● Goal
Find all the lines with "Sports" and gather them.

[start]

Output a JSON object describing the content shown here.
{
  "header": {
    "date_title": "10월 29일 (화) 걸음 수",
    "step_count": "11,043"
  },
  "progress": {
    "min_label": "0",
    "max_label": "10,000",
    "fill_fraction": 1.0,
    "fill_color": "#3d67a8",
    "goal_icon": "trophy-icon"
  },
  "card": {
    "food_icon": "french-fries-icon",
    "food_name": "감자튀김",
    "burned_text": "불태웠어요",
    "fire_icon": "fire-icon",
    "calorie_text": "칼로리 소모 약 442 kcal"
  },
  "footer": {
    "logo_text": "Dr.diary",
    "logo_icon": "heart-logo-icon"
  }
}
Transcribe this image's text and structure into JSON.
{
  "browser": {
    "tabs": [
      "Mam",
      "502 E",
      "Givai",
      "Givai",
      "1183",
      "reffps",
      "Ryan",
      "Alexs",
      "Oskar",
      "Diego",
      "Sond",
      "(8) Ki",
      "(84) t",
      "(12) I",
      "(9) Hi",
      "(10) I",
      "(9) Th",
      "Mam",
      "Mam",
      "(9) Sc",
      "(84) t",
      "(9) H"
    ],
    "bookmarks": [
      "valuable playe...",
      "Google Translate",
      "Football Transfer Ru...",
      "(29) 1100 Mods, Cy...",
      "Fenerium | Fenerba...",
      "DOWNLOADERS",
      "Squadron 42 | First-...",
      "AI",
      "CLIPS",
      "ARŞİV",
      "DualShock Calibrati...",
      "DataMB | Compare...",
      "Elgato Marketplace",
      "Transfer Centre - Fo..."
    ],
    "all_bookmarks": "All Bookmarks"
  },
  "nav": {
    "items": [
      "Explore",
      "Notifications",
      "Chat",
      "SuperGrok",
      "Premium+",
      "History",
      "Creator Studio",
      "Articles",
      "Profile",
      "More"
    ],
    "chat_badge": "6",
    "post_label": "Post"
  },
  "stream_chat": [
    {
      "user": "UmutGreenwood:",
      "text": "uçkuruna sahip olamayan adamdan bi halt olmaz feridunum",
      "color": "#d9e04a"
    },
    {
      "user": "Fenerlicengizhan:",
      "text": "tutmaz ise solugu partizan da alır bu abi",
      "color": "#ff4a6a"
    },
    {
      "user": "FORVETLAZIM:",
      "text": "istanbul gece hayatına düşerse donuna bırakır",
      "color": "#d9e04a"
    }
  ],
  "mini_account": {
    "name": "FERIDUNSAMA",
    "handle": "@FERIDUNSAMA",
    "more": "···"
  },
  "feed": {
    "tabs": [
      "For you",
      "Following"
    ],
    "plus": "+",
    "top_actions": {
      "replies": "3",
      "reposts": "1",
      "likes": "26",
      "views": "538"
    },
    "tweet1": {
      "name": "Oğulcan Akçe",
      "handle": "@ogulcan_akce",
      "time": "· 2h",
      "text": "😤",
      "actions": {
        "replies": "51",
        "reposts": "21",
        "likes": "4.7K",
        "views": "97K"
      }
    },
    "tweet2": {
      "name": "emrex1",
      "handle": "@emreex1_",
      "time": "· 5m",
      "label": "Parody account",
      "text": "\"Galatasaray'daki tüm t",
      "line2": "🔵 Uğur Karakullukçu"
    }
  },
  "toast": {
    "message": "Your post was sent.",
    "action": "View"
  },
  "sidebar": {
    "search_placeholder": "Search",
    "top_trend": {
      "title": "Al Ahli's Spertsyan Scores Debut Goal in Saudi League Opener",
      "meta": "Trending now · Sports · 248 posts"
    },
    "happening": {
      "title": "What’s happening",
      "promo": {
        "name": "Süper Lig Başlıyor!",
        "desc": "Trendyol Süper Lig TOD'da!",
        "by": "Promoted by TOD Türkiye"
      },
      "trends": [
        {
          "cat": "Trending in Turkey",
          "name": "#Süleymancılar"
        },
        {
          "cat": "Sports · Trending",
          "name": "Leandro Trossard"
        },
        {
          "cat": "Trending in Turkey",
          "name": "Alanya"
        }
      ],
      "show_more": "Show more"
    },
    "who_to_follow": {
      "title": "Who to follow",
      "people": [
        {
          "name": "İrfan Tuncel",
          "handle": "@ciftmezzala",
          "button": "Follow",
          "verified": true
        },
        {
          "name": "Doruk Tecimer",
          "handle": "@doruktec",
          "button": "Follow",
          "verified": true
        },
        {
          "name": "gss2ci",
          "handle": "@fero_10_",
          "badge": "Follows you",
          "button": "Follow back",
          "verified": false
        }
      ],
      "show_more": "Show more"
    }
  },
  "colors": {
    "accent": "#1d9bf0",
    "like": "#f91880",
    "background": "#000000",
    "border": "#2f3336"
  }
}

[end]

● Task response
      "meta": "Trending now · Sports · 248 posts"
          "cat": "Sports · Trending",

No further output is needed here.